OBJECTIVE » Your task is to copy every record exactly.

*****

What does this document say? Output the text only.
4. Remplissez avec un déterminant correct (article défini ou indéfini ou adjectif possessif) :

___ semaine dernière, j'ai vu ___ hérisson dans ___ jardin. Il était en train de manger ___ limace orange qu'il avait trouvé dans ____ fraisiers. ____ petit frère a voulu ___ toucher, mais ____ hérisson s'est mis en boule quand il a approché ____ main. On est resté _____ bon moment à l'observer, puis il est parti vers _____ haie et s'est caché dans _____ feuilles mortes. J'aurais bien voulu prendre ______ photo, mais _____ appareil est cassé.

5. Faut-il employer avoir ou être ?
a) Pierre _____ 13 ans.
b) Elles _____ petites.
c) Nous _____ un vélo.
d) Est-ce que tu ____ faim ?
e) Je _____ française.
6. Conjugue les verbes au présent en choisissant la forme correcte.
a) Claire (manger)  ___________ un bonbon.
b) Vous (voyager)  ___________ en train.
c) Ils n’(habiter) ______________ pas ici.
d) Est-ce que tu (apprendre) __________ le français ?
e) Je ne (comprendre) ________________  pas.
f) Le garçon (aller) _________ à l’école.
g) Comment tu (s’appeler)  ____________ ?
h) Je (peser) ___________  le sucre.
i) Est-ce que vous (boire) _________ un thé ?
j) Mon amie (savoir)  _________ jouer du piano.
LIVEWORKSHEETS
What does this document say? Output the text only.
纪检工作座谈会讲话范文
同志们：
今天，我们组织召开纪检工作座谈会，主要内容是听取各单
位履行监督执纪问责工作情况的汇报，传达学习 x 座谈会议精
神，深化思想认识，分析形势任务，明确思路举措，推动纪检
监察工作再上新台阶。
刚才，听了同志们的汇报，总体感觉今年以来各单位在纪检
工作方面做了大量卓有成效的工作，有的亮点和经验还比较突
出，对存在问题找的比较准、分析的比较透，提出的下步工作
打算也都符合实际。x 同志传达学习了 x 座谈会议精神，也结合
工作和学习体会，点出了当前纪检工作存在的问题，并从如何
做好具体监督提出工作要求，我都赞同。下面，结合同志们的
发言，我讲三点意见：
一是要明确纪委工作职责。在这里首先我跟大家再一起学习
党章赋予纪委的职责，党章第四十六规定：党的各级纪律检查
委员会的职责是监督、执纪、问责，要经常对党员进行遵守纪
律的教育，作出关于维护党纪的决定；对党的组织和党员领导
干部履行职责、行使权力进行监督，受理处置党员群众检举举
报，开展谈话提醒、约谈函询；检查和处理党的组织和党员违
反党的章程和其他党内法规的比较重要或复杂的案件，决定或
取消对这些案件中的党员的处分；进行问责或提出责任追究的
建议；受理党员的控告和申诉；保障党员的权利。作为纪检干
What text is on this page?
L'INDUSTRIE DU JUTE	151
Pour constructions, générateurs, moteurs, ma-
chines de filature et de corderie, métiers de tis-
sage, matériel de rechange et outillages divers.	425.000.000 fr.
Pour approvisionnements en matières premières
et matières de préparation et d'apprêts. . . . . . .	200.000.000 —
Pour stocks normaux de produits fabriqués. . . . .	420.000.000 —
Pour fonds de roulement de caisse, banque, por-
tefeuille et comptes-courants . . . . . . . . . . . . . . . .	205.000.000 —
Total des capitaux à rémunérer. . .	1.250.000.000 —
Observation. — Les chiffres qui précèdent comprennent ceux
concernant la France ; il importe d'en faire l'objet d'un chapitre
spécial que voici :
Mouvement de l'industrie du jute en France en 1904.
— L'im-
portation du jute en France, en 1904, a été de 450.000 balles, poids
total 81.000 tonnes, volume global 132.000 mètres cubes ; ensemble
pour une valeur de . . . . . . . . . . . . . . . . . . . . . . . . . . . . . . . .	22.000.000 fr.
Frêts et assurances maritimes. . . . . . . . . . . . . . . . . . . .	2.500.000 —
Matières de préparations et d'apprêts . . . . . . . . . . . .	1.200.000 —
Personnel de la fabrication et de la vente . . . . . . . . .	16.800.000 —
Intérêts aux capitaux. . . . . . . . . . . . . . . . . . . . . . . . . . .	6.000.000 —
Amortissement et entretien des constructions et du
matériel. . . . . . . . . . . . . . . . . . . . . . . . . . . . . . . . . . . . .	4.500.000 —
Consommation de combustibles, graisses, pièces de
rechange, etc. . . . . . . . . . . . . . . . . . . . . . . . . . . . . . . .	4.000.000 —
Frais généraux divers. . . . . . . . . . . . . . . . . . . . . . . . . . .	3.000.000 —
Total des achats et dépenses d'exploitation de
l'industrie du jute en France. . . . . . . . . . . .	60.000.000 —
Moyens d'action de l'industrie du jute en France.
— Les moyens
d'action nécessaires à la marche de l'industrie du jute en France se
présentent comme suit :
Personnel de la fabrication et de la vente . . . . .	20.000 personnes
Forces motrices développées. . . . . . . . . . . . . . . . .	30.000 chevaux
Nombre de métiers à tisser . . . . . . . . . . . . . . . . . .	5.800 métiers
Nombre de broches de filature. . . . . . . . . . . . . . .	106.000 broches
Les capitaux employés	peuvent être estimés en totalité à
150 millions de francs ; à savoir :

*****

TASK RESPONSE »
What does this document say? Output the text only.
4. Remplissez avec un déterminant correct (article défini ou indéfini ou adjectif possessif) :

___ semaine dernière, j'ai vu ___ hérisson dans ___ jardin. Il était en train de manger ___ limace orange qu'il avait trouvé dans ____ fraisiers. ____ petit frère a voulu ___ toucher, mais ____ hérisson s'est mis en boule quand il a approché ____ main. On est resté _____ bon moment à l'observer, puis il est parti vers _____ haie et s'est caché dans _____ feuilles mortes. J'aurais bien voulu prendre ______ photo, mais _____ appareil est cassé.

5. Faut-il employer avoir ou être ?
a) Pierre _____ 13 ans.
b) Elles _____ petites.
c) Nous _____ un vélo.
d) Est-ce que tu ____ faim ?
e) Je _____ française.
6. Conjugue les verbes au présent en choisissant la forme correcte.
a) Claire (manger)  ___________ un bonbon.
b) Vous (voyager)  ___________ en train.
c) Ils n’(habiter) ______________ pas ici.
d) Est-ce que tu (apprendre) __________ le français ?
e) Je ne (comprendre) ________________  pas.
f) Le garçon (aller) _________ à l’école.
g) Comment tu (s’appeler)  ____________ ?
h) Je (peser) ___________  le sucre.
i) Est-ce que vous (boire) _________ un thé ?
j) Mon amie (savoir)  _________ jouer du piano.
LIVEWORKSHEETS
What does this document say? Output the text only.
纪检工作座谈会讲话范文
同志们：
今天，我们组织召开纪检工作座谈会，主要内容是听取各单
位履行监督执纪问责工作情况的汇报，传达学习 x 座谈会议精
神，深化思想认识，分析形势任务，明确思路举措，推动纪检
监察工作再上新台阶。
刚才，听了同志们的汇报，总体感觉今年以来各单位在纪检
工作方面做了大量卓有成效的工作，有的亮点和经验还比较突
出，对存在问题找的比较准、分析的比较透，提出的下步工作
打算也都符合实际。x 同志传达学习了 x 座谈会议精神，也结合
工作和学习体会，点出了当前纪检工作存在的问题，并从如何
做好具体监督提出工作要求，我都赞同。下面，结合同志们的
发言，我讲三点意见：
一是要明确纪委工作职责。在这里首先我跟大家再一起学习
党章赋予纪委的职责，党章第四十六规定：党的各级纪律检查
委员会的职责是监督、执纪、问责，要经常对党员进行遵守纪
律的教育，作出关于维护党纪的决定；对党的组织和党员领导
干部履行职责、行使权力进行监督，受理处置党员群众检举举
报，开展谈话提醒、约谈函询；检查和处理党的组织和党员违
反党的章程和其他党内法规的比较重要或复杂的案件，决定或
取消对这些案件中的党员的处分；进行问责或提出责任追究的
建议；受理党员的控告和申诉；保障党员的权利。作为纪检干
What text is on this page?
L'INDUSTRIE DU JUTE	151
Pour constructions, générateurs, moteurs, ma-
chines de filature et de corderie, métiers de tis-
sage, matériel de rechange et outillages divers.	425.000.000 fr.
Pour approvisionnements en matières premières
et matières de préparation et d'apprêts. . . . . . .	200.000.000 —
Pour stocks normaux de produits fabriqués. . . . .	420.000.000 —
Pour fonds de roulement de caisse, banque, por-
tefeuille et comptes-courants . . . . . . . . . . . . . . . .	205.000.000 —
Total des capitaux à rémunérer. . .	1.250.000.000 —
Observation. — Les chiffres qui précèdent comprennent ceux
concernant la France ; il importe d'en faire l'objet d'un chapitre
spécial que voici :
Mouvement de l'industrie du jute en France en 1904.
— L'im-
portation du jute en France, en 1904, a été de 450.000 balles, poids
total 81.000 tonnes, volume global 132.000 mètres cubes ; ensemble
pour une valeur de . . . . . . . . . . . . . . . . . . . . . . . . . . . . . . . .	22.000.000 fr.
Frêts et assurances maritimes. . . . . . . . . . . . . . . . . . . .	2.500.000 —
Matières de préparations et d'apprêts . . . . . . . . . . . .	1.200.000 —
Personnel de la fabrication et de la vente . . . . . . . . .	16.800.000 —
Intérêts aux capitaux. . . . . . . . . . . . . . . . . . . . . . . . . . .	6.000.000 —
Amortissement et entretien des constructions et du
matériel. . . . . . . . . . . . . . . . . . . . . . . . . . . . . . . . . . . . .	4.500.000 —
Consommation de combustibles, graisses, pièces de
rechange, etc. . . . . . . . . . . . . . . . . . . . . . . . . . . . . . . .	4.000.000 —
Frais généraux divers. . . . . . . . . . . . . . . . . . . . . . . . . . .	3.000.000 —
Total des achats et dépenses d'exploitation de
l'industrie du jute en France. . . . . . . . . . . .	60.000.000 —
Moyens d'action de l'industrie du jute en France.
— Les moyens
d'action nécessaires à la marche de l'industrie du jute en France se
présentent comme suit :
Personnel de la fabrication et de la vente . . . . .	20.000 personnes
Forces motrices développées. . . . . . . . . . . . . . . . .	30.000 chevaux
Nombre de métiers à tisser . . . . . . . . . . . . . . . . . .	5.800 métiers
Nombre de broches de filature. . . . . . . . . . . . . . .	106.000 broches
Les capitaux employés	peuvent être estimés en totalité à
150 millions de francs ; à savoir :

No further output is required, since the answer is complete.